Set problem:
Restate the listing that follows word for word, without its pictures.

Begin Information provided

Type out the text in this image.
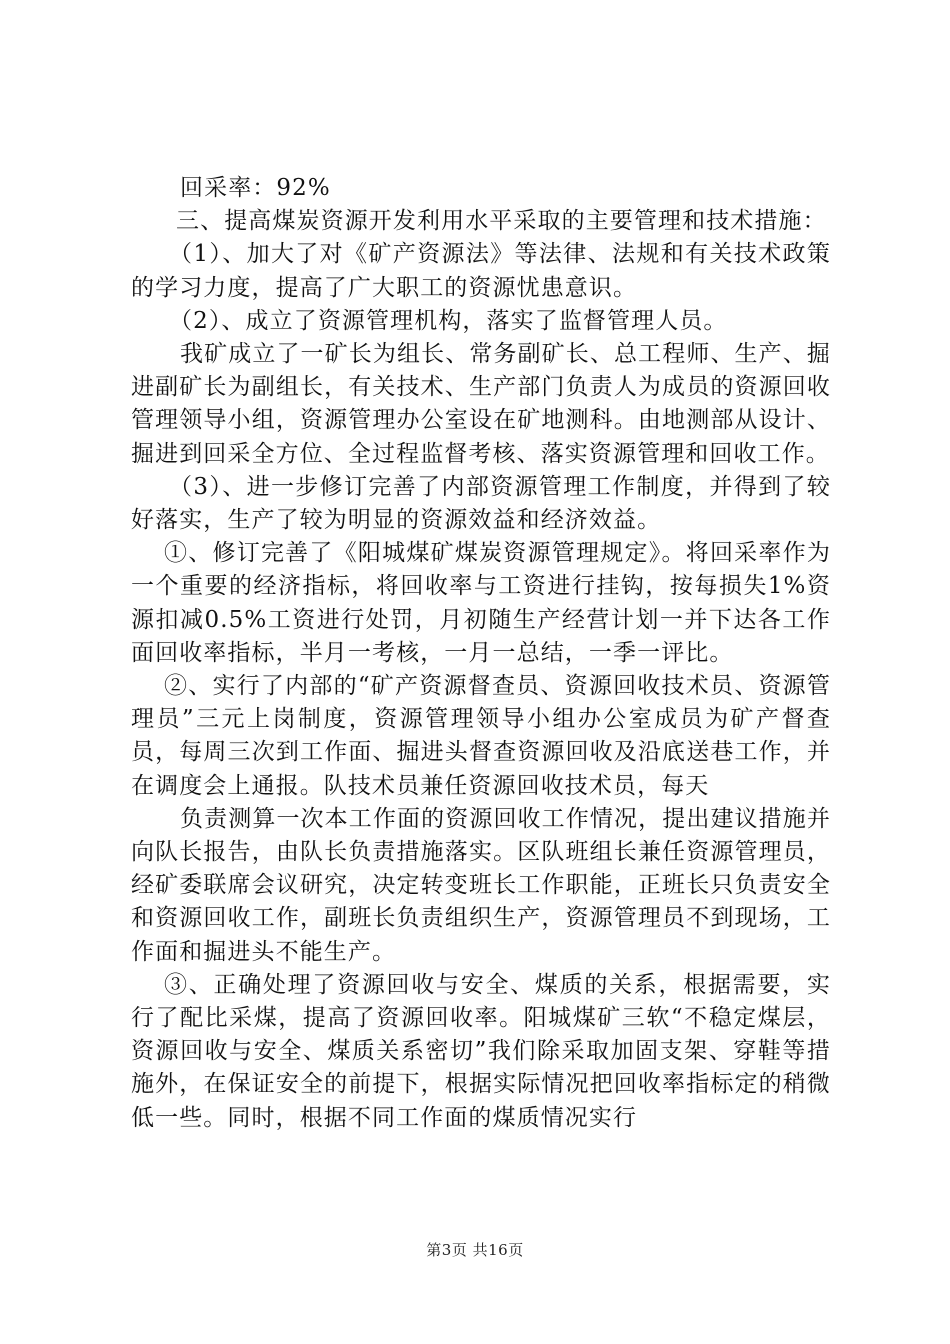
回采率：92%

三、提高煤炭资源开发利用水平采取的主要管理和技术措施：

（1）、加大了对《矿产资源法》等法律、法规和有关技术政策的学习力度，提高了广大职工的资源忧患意识。

（2）、成立了资源管理机构，落实了监督管理人员。

我矿成立了一矿长为组长、常务副矿长、总工程师、生产、掘进副矿长为副组长，有关技术、生产部门负责人为成员的资源回收管理领导小组，资源管理办公室设在矿地测科。由地测部从设计、掘进到回采全方位、全过程监督考核、落实资源管理和回收工作。

（3）、进一步修订完善了内部资源管理工作制度，并得到了较好落实，生产了较为明显的资源效益和经济效益。

①、修订完善了《阳城煤矿煤炭资源管理规定》。将回采率作为一个重要的经济指标，将回收率与工资进行挂钩，按每损失1%资源扣减0.5%工资进行处罚，月初随生产经营计划一并下达各工作面回收率指标，半月一考核，一月一总结，一季一评比。

②、实行了内部的“矿产资源督查员、资源回收技术员、资源管理员”三元上岗制度，资源管理领导小组办公室成员为矿产督查员，每周三次到工作面、掘进头督查资源回收及沿底送巷工作，并在调度会上通报。队技术员兼任资源回收技术员，每天

负责测算一次本工作面的资源回收工作情况，提出建议措施并向队长报告，由队长负责措施落实。区队班组长兼任资源管理员，经矿委联席会议研究，决定转变班长工作职能，正班长只负责安全和资源回收工作，副班长负责组织生产，资源管理员不到现场，工作面和掘进头不能生产。

③、正确处理了资源回收与安全、煤质的关系，根据需要，实行了配比采煤，提高了资源回收率。阳城煤矿三软“不稳定煤层，资源回收与安全、煤质关系密切”我们除采取加固支架、穿鞋等措施外，在保证安全的前提下，根据实际情况把回收率指标定的稍微低一些。同时，根据不同工作面的煤质情况实行

第3页 共16页
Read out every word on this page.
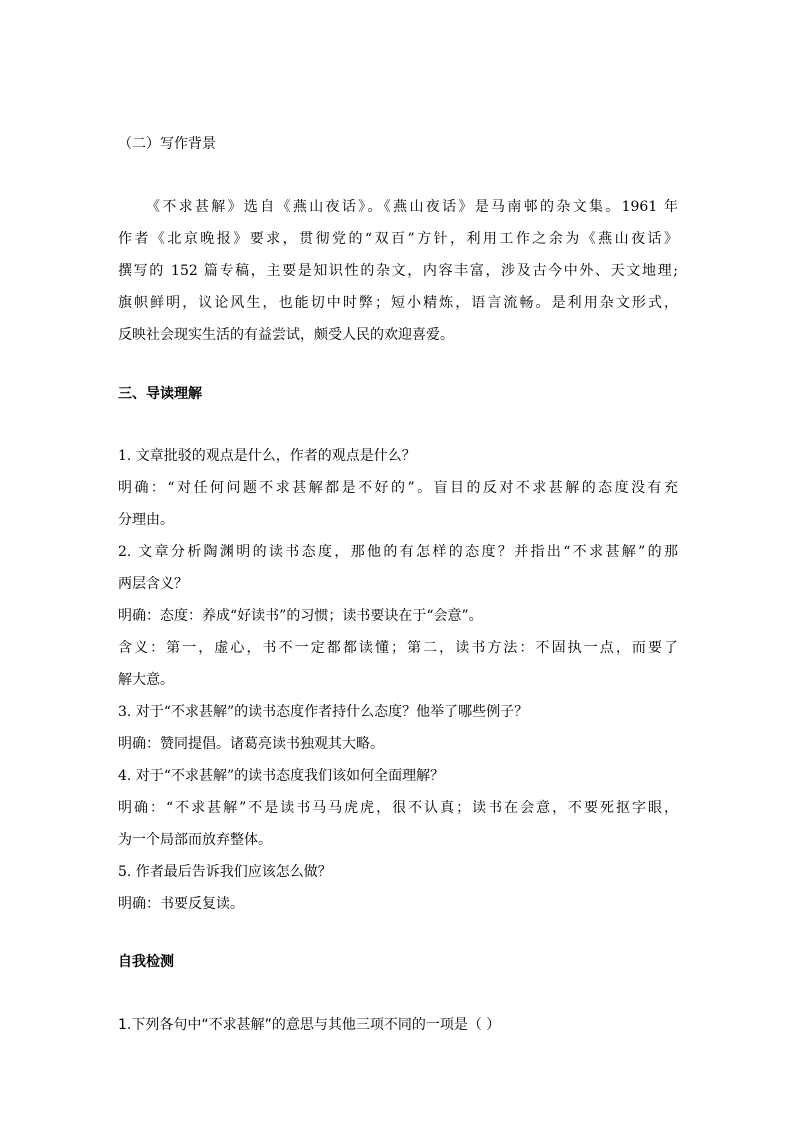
（二）写作背景
《不求甚解》选自《燕山夜话》。《燕山夜话》是马南邨的杂文集。1961 年
作者《北京晚报》要求，贯彻党的“双百”方针，利用工作之余为《燕山夜话》
撰写的 152 篇专稿，主要是知识性的杂文，内容丰富，涉及古今中外、天文地理;
旗帜鲜明，议论风生，也能切中时弊；短小精炼，语言流畅。是利用杂文形式，
反映社会现实生活的有益尝试，颇受人民的欢迎喜爱。
三、导读理解
1. 文章批驳的观点是什么，作者的观点是什么？
明确：“对任何问题不求甚解都是不好的”。盲目的反对不求甚解的态度没有充
分理由。
2. 文章分析陶渊明的读书态度，那他的有怎样的态度？并指出“不求甚解”的那
两层含义？
明确：态度：养成“好读书”的习惯；读书要诀在于“会意”。
含义：第一，虚心，书不一定都都读懂；第二，读书方法：不固执一点，而要了
解大意。
3. 对于“不求甚解”的读书态度作者持什么态度？他举了哪些例子？
明确：赞同提倡。诸葛亮读书独观其大略。
4. 对于“不求甚解”的读书态度我们该如何全面理解？
明确：“不求甚解”不是读书马马虎虎，很不认真；读书在会意，不要死抠字眼，
为一个局部而放弃整体。
5. 作者最后告诉我们应该怎么做？
明确：书要反复读。
自我检测
1.下列各句中“不求甚解”的意思与其他三项不同的一项是（ ）
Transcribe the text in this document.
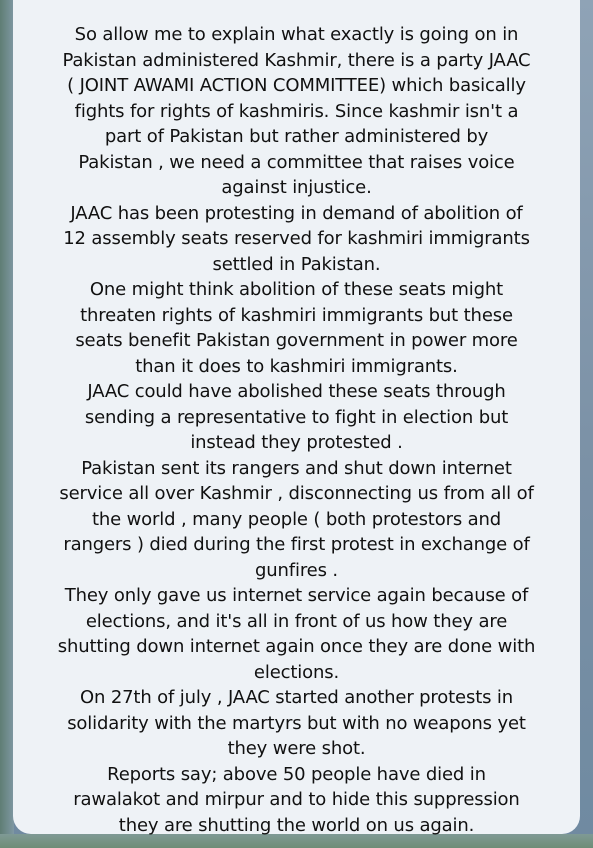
So allow me to explain what exactly is going on in
Pakistan administered Kashmir, there is a party JAAC
( JOINT AWAMI ACTION COMMITTEE) which basically
fights for rights of kashmiris. Since kashmir isn't a
part of Pakistan but rather administered by
Pakistan , we need a committee that raises voice
against injustice.
JAAC has been protesting in demand of abolition of
12 assembly seats reserved for kashmiri immigrants
settled in Pakistan.
One might think abolition of these seats might
threaten rights of kashmiri immigrants but these
seats benefit Pakistan government in power more
than it does to kashmiri immigrants.
JAAC could have abolished these seats through
sending a representative to fight in election but
instead they protested .
Pakistan sent its rangers and shut down internet
service all over Kashmir , disconnecting us from all of
the world , many people ( both protestors and
rangers ) died during the first protest in exchange of
gunfires .
They only gave us internet service again because of
elections, and it's all in front of us how they are
shutting down internet again once they are done with
elections.
On 27th of july , JAAC started another protests in
solidarity with the martyrs but with no weapons yet
they were shot.
Reports say; above 50 people have died in
rawalakot and mirpur and to hide this suppression
they are shutting the world on us again.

End Information provided

Final result:
Type out the text in this image.
回采率：92%

三、提高煤炭资源开发利用水平采取的主要管理和技术措施：

（1）、加大了对《矿产资源法》等法律、法规和有关技术政策的学习力度，提高了广大职工的资源忧患意识。

（2）、成立了资源管理机构，落实了监督管理人员。

我矿成立了一矿长为组长、常务副矿长、总工程师、生产、掘进副矿长为副组长，有关技术、生产部门负责人为成员的资源回收管理领导小组，资源管理办公室设在矿地测科。由地测部从设计、掘进到回采全方位、全过程监督考核、落实资源管理和回收工作。

（3）、进一步修订完善了内部资源管理工作制度，并得到了较好落实，生产了较为明显的资源效益和经济效益。

①、修订完善了《阳城煤矿煤炭资源管理规定》。将回采率作为一个重要的经济指标，将回收率与工资进行挂钩，按每损失1%资源扣减0.5%工资进行处罚，月初随生产经营计划一并下达各工作面回收率指标，半月一考核，一月一总结，一季一评比。

②、实行了内部的“矿产资源督查员、资源回收技术员、资源管理员”三元上岗制度，资源管理领导小组办公室成员为矿产督查员，每周三次到工作面、掘进头督查资源回收及沿底送巷工作，并在调度会上通报。队技术员兼任资源回收技术员，每天

负责测算一次本工作面的资源回收工作情况，提出建议措施并向队长报告，由队长负责措施落实。区队班组长兼任资源管理员，经矿委联席会议研究，决定转变班长工作职能，正班长只负责安全和资源回收工作，副班长负责组织生产，资源管理员不到现场，工作面和掘进头不能生产。

③、正确处理了资源回收与安全、煤质的关系，根据需要，实行了配比采煤，提高了资源回收率。阳城煤矿三软“不稳定煤层，资源回收与安全、煤质关系密切”我们除采取加固支架、穿鞋等措施外，在保证安全的前提下，根据实际情况把回收率指标定的稍微低一些。同时，根据不同工作面的煤质情况实行

第3页 共16页
Read out every word on this page.
（二）写作背景
《不求甚解》选自《燕山夜话》。《燕山夜话》是马南邨的杂文集。1961 年
作者《北京晚报》要求，贯彻党的“双百”方针，利用工作之余为《燕山夜话》
撰写的 152 篇专稿，主要是知识性的杂文，内容丰富，涉及古今中外、天文地理;
旗帜鲜明，议论风生，也能切中时弊；短小精炼，语言流畅。是利用杂文形式，
反映社会现实生活的有益尝试，颇受人民的欢迎喜爱。
三、导读理解
1. 文章批驳的观点是什么，作者的观点是什么？
明确：“对任何问题不求甚解都是不好的”。盲目的反对不求甚解的态度没有充
分理由。
2. 文章分析陶渊明的读书态度，那他的有怎样的态度？并指出“不求甚解”的那
两层含义？
明确：态度：养成“好读书”的习惯；读书要诀在于“会意”。
含义：第一，虚心，书不一定都都读懂；第二，读书方法：不固执一点，而要了
解大意。
3. 对于“不求甚解”的读书态度作者持什么态度？他举了哪些例子？
明确：赞同提倡。诸葛亮读书独观其大略。
4. 对于“不求甚解”的读书态度我们该如何全面理解？
明确：“不求甚解”不是读书马马虎虎，很不认真；读书在会意，不要死抠字眼，
为一个局部而放弃整体。
5. 作者最后告诉我们应该怎么做？
明确：书要反复读。
自我检测
1.下列各句中“不求甚解”的意思与其他三项不同的一项是（ ）
Transcribe the text in this document.
So allow me to explain what exactly is going on in
Pakistan administered Kashmir, there is a party JAAC
( JOINT AWAMI ACTION COMMITTEE) which basically
fights for rights of kashmiris. Since kashmir isn't a
part of Pakistan but rather administered by
Pakistan , we need a committee that raises voice
against injustice.
JAAC has been protesting in demand of abolition of
12 assembly seats reserved for kashmiri immigrants
settled in Pakistan.
One might think abolition of these seats might
threaten rights of kashmiri immigrants but these
seats benefit Pakistan government in power more
than it does to kashmiri immigrants.
JAAC could have abolished these seats through
sending a representative to fight in election but
instead they protested .
Pakistan sent its rangers and shut down internet
service all over Kashmir , disconnecting us from all of
the world , many people ( both protestors and
rangers ) died during the first protest in exchange of
gunfires .
They only gave us internet service again because of
elections, and it's all in front of us how they are
shutting down internet again once they are done with
elections.
On 27th of july , JAAC started another protests in
solidarity with the martyrs but with no weapons yet
they were shot.
Reports say; above 50 people have died in
rawalakot and mirpur and to hide this suppression
they are shutting the world on us again.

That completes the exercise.